** START OF Dataset rows **

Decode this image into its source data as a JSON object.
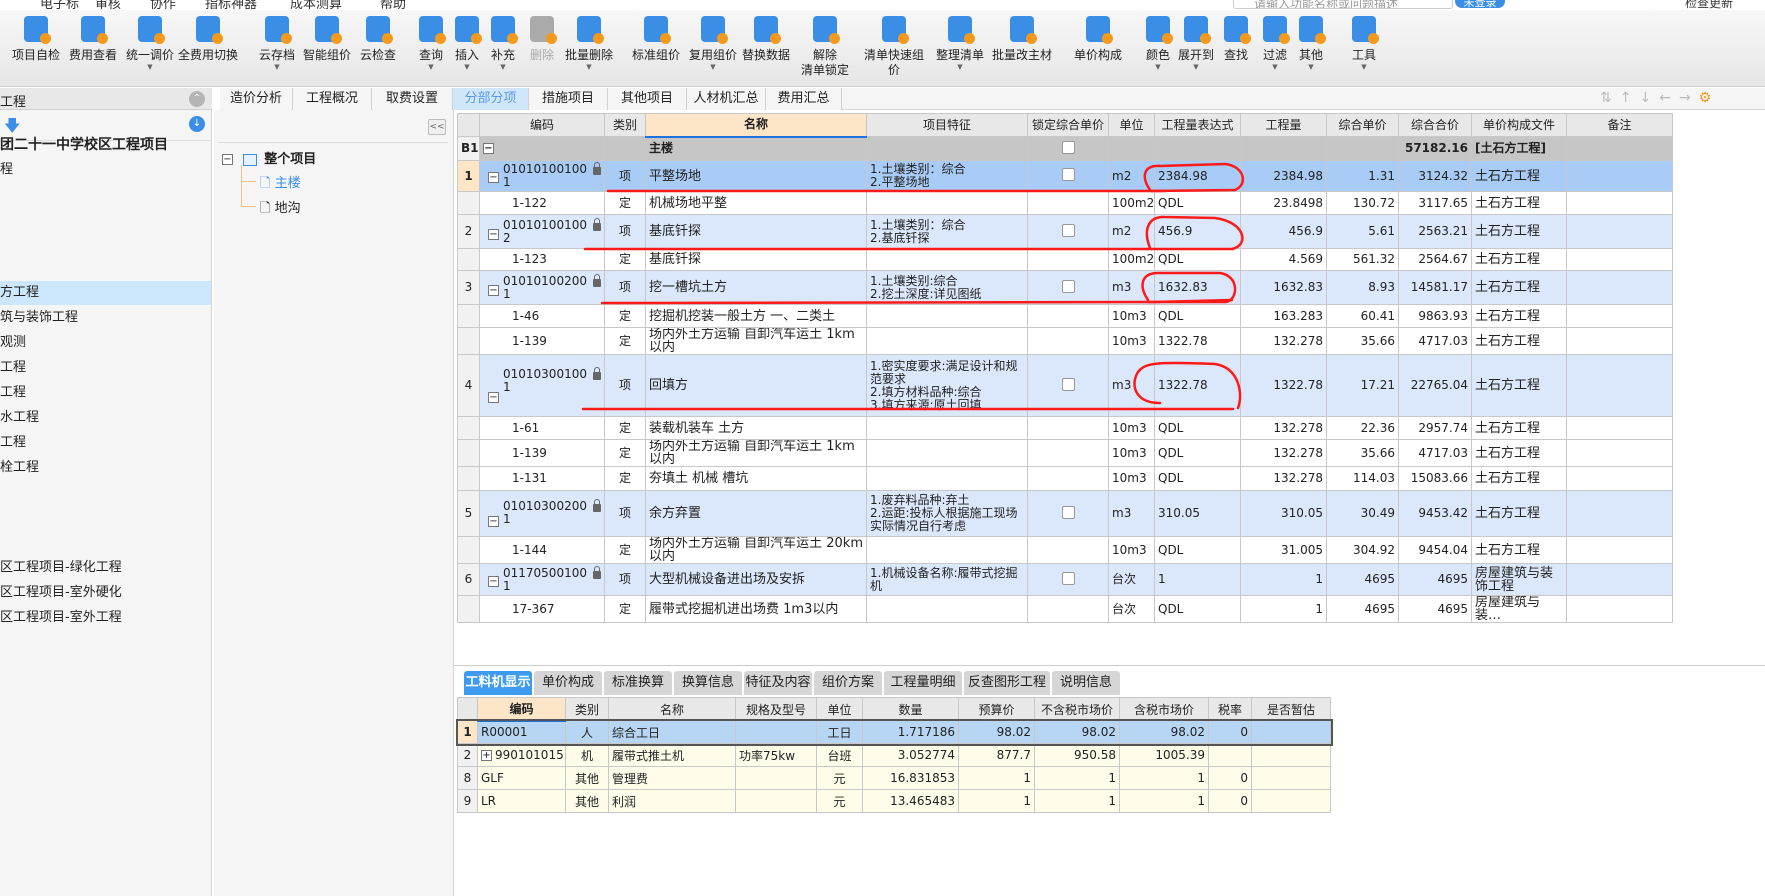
{
  "menu": [
    "电子标",
    "审核",
    "协作",
    "指标神器",
    "成本测算",
    "帮助"
  ],
  "search_placeholder": "请输入功能名称或问题描述",
  "login_label": "未登录",
  "update_label": "检查更新",
  "toolbar": [
    {
      "label": "项目自检",
      "icon": "check-report-icon",
      "color": "#3a8ee6",
      "dropdown": false
    },
    {
      "label": "费用查看",
      "icon": "cost-view-icon",
      "color": "#3a8ee6",
      "dropdown": false
    },
    {
      "label": "统一调价",
      "icon": "adjust-price-icon",
      "color": "#3a8ee6",
      "dropdown": true
    },
    {
      "label": "全费用切换",
      "icon": "switch-icon",
      "color": "#3a8ee6",
      "dropdown": false
    },
    {
      "label": "云存档",
      "icon": "cloud-upload-icon",
      "color": "#3a8ee6",
      "dropdown": true
    },
    {
      "label": "智能组价",
      "icon": "smart-price-icon",
      "color": "#3a8ee6",
      "dropdown": false
    },
    {
      "label": "云检查",
      "icon": "cloud-check-icon",
      "color": "#3a8ee6",
      "dropdown": false
    },
    {
      "label": "查询",
      "icon": "query-icon",
      "color": "#3a8ee6",
      "dropdown": true
    },
    {
      "label": "插入",
      "icon": "insert-icon",
      "color": "#3a8ee6",
      "dropdown": true
    },
    {
      "label": "补充",
      "icon": "supplement-icon",
      "color": "#3a8ee6",
      "dropdown": true
    },
    {
      "label": "删除",
      "icon": "trash-icon",
      "color": "#aaaaaa",
      "dropdown": false,
      "disabled": true
    },
    {
      "label": "批量删除",
      "icon": "batch-delete-icon",
      "color": "#3a8ee6",
      "dropdown": true
    },
    {
      "label": "标准组价",
      "icon": "standard-price-icon",
      "color": "#3a8ee6",
      "dropdown": false
    },
    {
      "label": "复用组价",
      "icon": "reuse-price-icon",
      "color": "#3a8ee6",
      "dropdown": true
    },
    {
      "label": "替换数据",
      "icon": "replace-data-icon",
      "color": "#3a8ee6",
      "dropdown": false
    },
    {
      "label": "解除\n清单锁定",
      "icon": "unlock-icon",
      "color": "#3a8ee6",
      "dropdown": false
    },
    {
      "label": "清单快速组价",
      "icon": "quick-price-icon",
      "color": "#3a8ee6",
      "dropdown": false
    },
    {
      "label": "整理清单",
      "icon": "organize-list-icon",
      "color": "#3a8ee6",
      "dropdown": true
    },
    {
      "label": "批量改主材",
      "icon": "batch-material-icon",
      "color": "#3a8ee6",
      "dropdown": false
    },
    {
      "label": "单价构成",
      "icon": "unit-price-icon",
      "color": "#3a8ee6",
      "dropdown": false
    },
    {
      "label": "颜色",
      "icon": "paint-bucket-icon",
      "color": "#3a8ee6",
      "dropdown": true
    },
    {
      "label": "展开到",
      "icon": "expand-icon",
      "color": "#3a8ee6",
      "dropdown": true
    },
    {
      "label": "查找",
      "icon": "binoculars-icon",
      "color": "#3a8ee6",
      "dropdown": false
    },
    {
      "label": "过滤",
      "icon": "filter-icon",
      "color": "#3a8ee6",
      "dropdown": true
    },
    {
      "label": "其他",
      "icon": "grid-more-icon",
      "color": "#3a8ee6",
      "dropdown": true
    },
    {
      "label": "工具",
      "icon": "tools-icon",
      "color": "#3a8ee6",
      "dropdown": true
    }
  ],
  "left_panel": {
    "header": "工程",
    "items": [
      "团二十一中学校区工程项目",
      "程",
      "方工程",
      "筑与装饰工程",
      "观测",
      "工程",
      "工程",
      "水工程",
      "工程",
      "栓工程",
      "区工程项目-绿化工程",
      "区工程项目-室外硬化",
      "区工程项目-室外工程"
    ],
    "selected_index": 2
  },
  "tree": {
    "root": "整个项目",
    "children": [
      "主楼",
      "地沟"
    ],
    "selected": "主楼"
  },
  "tabs": [
    "造价分析",
    "工程概况",
    "取费设置",
    "分部分项",
    "措施项目",
    "其他项目",
    "人材机汇总",
    "费用汇总"
  ],
  "active_tab": "分部分项",
  "main_table": {
    "columns": [
      "",
      "编码",
      "类别",
      "名称",
      "项目特征",
      "锁定综合单价",
      "单位",
      "工程量表达式",
      "工程量",
      "综合单价",
      "综合合价",
      "单价构成文件",
      "备注"
    ],
    "section": {
      "no": "B1",
      "name": "主楼",
      "total": "57182.16",
      "file": "[土石方工程]"
    },
    "rows": [
      {
        "kind": "item",
        "no": "1",
        "code": "01010100100\n1",
        "type": "项",
        "name": "平整场地",
        "feature": "1.土壤类别：综合\n2.平整场地",
        "unit": "m2",
        "expr": "2384.98",
        "qty": "2384.98",
        "price": "1.31",
        "total": "3124.32",
        "file": "土石方工程",
        "locked": true
      },
      {
        "kind": "sub",
        "no": "",
        "code": "1-122",
        "type": "定",
        "name": "机械场地平整",
        "feature": "",
        "unit": "100m2",
        "expr": "QDL",
        "qty": "23.8498",
        "price": "130.72",
        "total": "3117.65",
        "file": "土石方工程"
      },
      {
        "kind": "item",
        "no": "2",
        "code": "01010100100\n2",
        "type": "项",
        "name": "基底钎探",
        "feature": "1.土壤类别：综合\n2.基底钎探",
        "unit": "m2",
        "expr": "456.9",
        "qty": "456.9",
        "price": "5.61",
        "total": "2563.21",
        "file": "土石方工程",
        "locked": true
      },
      {
        "kind": "sub",
        "no": "",
        "code": "1-123",
        "type": "定",
        "name": "基底钎探",
        "feature": "",
        "unit": "100m2",
        "expr": "QDL",
        "qty": "4.569",
        "price": "561.32",
        "total": "2564.67",
        "file": "土石方工程"
      },
      {
        "kind": "item",
        "no": "3",
        "code": "01010100200\n1",
        "type": "项",
        "name": "挖一槽坑土方",
        "feature": "1.土壤类别:综合\n2.挖土深度:详见图纸",
        "unit": "m3",
        "expr": "1632.83",
        "qty": "1632.83",
        "price": "8.93",
        "total": "14581.17",
        "file": "土石方工程",
        "locked": true
      },
      {
        "kind": "sub",
        "no": "",
        "code": "1-46",
        "type": "定",
        "name": "挖掘机挖装一般土方 一、二类土",
        "feature": "",
        "unit": "10m3",
        "expr": "QDL",
        "qty": "163.283",
        "price": "60.41",
        "total": "9863.93",
        "file": "土石方工程"
      },
      {
        "kind": "sub",
        "no": "",
        "code": "1-139",
        "type": "定",
        "name": "场内外土方运输 自卸汽车运土 1km以内",
        "feature": "",
        "unit": "10m3",
        "expr": "1322.78",
        "qty": "132.278",
        "price": "35.66",
        "total": "4717.03",
        "file": "土石方工程"
      },
      {
        "kind": "item",
        "no": "4",
        "code": "01010300100\n1",
        "type": "项",
        "name": "回填方",
        "feature": "1.密实度要求:满足设计和规范要求\n2.填方材料品种:综合\n3.填方来源:原土回填",
        "unit": "m3",
        "expr": "1322.78",
        "qty": "1322.78",
        "price": "17.21",
        "total": "22765.04",
        "file": "土石方工程",
        "locked": true
      },
      {
        "kind": "sub",
        "no": "",
        "code": "1-61",
        "type": "定",
        "name": "装载机装车 土方",
        "feature": "",
        "unit": "10m3",
        "expr": "QDL",
        "qty": "132.278",
        "price": "22.36",
        "total": "2957.74",
        "file": "土石方工程"
      },
      {
        "kind": "sub",
        "no": "",
        "code": "1-139",
        "type": "定",
        "name": "场内外土方运输 自卸汽车运土 1km以内",
        "feature": "",
        "unit": "10m3",
        "expr": "QDL",
        "qty": "132.278",
        "price": "35.66",
        "total": "4717.03",
        "file": "土石方工程"
      },
      {
        "kind": "sub",
        "no": "",
        "code": "1-131",
        "type": "定",
        "name": "夯填土 机械 槽坑",
        "feature": "",
        "unit": "10m3",
        "expr": "QDL",
        "qty": "132.278",
        "price": "114.03",
        "total": "15083.66",
        "file": "土石方工程"
      },
      {
        "kind": "item",
        "no": "5",
        "code": "01010300200\n1",
        "type": "项",
        "name": "余方弃置",
        "feature": "1.废弃料品种:弃土\n2.运距:投标人根据施工现场实际情况自行考虑",
        "unit": "m3",
        "expr": "310.05",
        "qty": "310.05",
        "price": "30.49",
        "total": "9453.42",
        "file": "土石方工程",
        "locked": true
      },
      {
        "kind": "sub",
        "no": "",
        "code": "1-144",
        "type": "定",
        "name": "场内外土方运输 自卸汽车运土 20km以内",
        "feature": "",
        "unit": "10m3",
        "expr": "QDL",
        "qty": "31.005",
        "price": "304.92",
        "total": "9454.04",
        "file": "土石方工程"
      },
      {
        "kind": "item",
        "no": "6",
        "code": "01170500100\n1",
        "type": "项",
        "name": "大型机械设备进出场及安拆",
        "feature": "1.机械设备名称:履带式挖掘机",
        "unit": "台次",
        "expr": "1",
        "qty": "1",
        "price": "4695",
        "total": "4695",
        "file": "房屋建筑与装饰工程",
        "locked": true
      },
      {
        "kind": "sub",
        "no": "",
        "code": "17-367",
        "type": "定",
        "name": "履带式挖掘机进出场费 1m3以内",
        "feature": "",
        "unit": "台次",
        "expr": "QDL",
        "qty": "1",
        "price": "4695",
        "total": "4695",
        "file": "房屋建筑与装…"
      }
    ],
    "selected_row": 0
  },
  "bottom_tabs": [
    "工料机显示",
    "单价构成",
    "标准换算",
    "换算信息",
    "特征及内容",
    "组价方案",
    "工程量明细",
    "反查图形工程量",
    "说明信息"
  ],
  "bottom_active_tab": "工料机显示",
  "sub_table": {
    "columns": [
      "",
      "编码",
      "类别",
      "名称",
      "规格及型号",
      "单位",
      "数量",
      "预算价",
      "不含税市场价",
      "含税市场价",
      "税率",
      "是否暂估"
    ],
    "rows": [
      {
        "no": "1",
        "code": "R00001",
        "type": "人",
        "name": "综合工日",
        "spec": "",
        "unit": "工日",
        "qty": "1.717186",
        "budget": "98.02",
        "market_ex": "98.02",
        "market_in": "98.02",
        "tax": "0",
        "est": "",
        "expand": false
      },
      {
        "no": "2",
        "code": "990101015",
        "type": "机",
        "name": "履带式推土机",
        "spec": "功率75kw",
        "unit": "台班",
        "qty": "3.052774",
        "budget": "877.7",
        "market_ex": "950.58",
        "market_in": "1005.39",
        "tax": "",
        "est": "",
        "expand": true
      },
      {
        "no": "8",
        "code": "GLF",
        "type": "其他",
        "name": "管理费",
        "spec": "",
        "unit": "元",
        "qty": "16.831853",
        "budget": "1",
        "market_ex": "1",
        "market_in": "1",
        "tax": "0",
        "est": "",
        "expand": false
      },
      {
        "no": "9",
        "code": "LR",
        "type": "其他",
        "name": "利润",
        "spec": "",
        "unit": "元",
        "qty": "13.465483",
        "budget": "1",
        "market_ex": "1",
        "market_in": "1",
        "tax": "0",
        "est": "",
        "expand": false
      }
    ],
    "selected_row": 0
  },
  "annotation_color": "#ff1a1a"
}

** END OF Dataset rows **

Read through the data and copy every line where "土壤类别" shows up.

[Answer to this problem]
        "feature": "1.土壤类别：综合\n2.平整场地",
        "feature": "1.土壤类别：综合\n2.基底钎探",
        "feature": "1.土壤类别:综合\n2.挖土深度:详见图纸",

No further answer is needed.